• Task statement: Check each line below for the word "true" and give the number of lines that have it, nothing more.

• Input rows:
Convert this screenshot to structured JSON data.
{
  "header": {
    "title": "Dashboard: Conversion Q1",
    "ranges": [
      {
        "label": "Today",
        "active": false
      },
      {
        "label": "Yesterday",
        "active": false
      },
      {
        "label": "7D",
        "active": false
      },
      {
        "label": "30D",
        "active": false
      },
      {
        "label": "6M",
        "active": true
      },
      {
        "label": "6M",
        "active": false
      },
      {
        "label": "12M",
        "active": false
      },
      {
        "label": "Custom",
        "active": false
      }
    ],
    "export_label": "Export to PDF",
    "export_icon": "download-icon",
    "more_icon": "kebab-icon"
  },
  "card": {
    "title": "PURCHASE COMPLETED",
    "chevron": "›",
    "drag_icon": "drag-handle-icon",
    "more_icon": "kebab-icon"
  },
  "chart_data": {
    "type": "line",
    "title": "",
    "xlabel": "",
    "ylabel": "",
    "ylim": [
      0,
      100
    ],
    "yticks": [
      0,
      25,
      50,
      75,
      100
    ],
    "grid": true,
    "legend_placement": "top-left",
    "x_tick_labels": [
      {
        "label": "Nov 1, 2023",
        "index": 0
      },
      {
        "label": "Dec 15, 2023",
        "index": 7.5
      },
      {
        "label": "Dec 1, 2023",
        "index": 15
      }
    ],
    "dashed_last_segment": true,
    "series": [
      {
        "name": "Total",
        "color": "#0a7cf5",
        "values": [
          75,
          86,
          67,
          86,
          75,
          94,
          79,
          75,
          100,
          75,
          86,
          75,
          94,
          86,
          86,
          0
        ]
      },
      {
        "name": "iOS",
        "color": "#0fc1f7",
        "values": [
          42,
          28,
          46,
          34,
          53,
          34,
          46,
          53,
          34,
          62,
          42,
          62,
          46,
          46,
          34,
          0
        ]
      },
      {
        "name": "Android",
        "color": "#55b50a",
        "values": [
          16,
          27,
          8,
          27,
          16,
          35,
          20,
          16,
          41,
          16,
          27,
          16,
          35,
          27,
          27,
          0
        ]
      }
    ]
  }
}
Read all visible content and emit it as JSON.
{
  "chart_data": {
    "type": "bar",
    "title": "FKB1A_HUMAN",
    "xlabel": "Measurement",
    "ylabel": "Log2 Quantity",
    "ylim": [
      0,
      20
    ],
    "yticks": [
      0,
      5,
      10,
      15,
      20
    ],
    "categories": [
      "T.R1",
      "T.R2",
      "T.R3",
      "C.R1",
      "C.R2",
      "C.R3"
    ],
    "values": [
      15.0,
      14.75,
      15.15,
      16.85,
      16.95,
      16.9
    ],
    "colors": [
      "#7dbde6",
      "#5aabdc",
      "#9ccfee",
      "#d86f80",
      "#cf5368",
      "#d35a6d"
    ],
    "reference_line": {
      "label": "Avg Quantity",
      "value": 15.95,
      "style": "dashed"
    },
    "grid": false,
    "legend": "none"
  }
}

• Finished answer: 3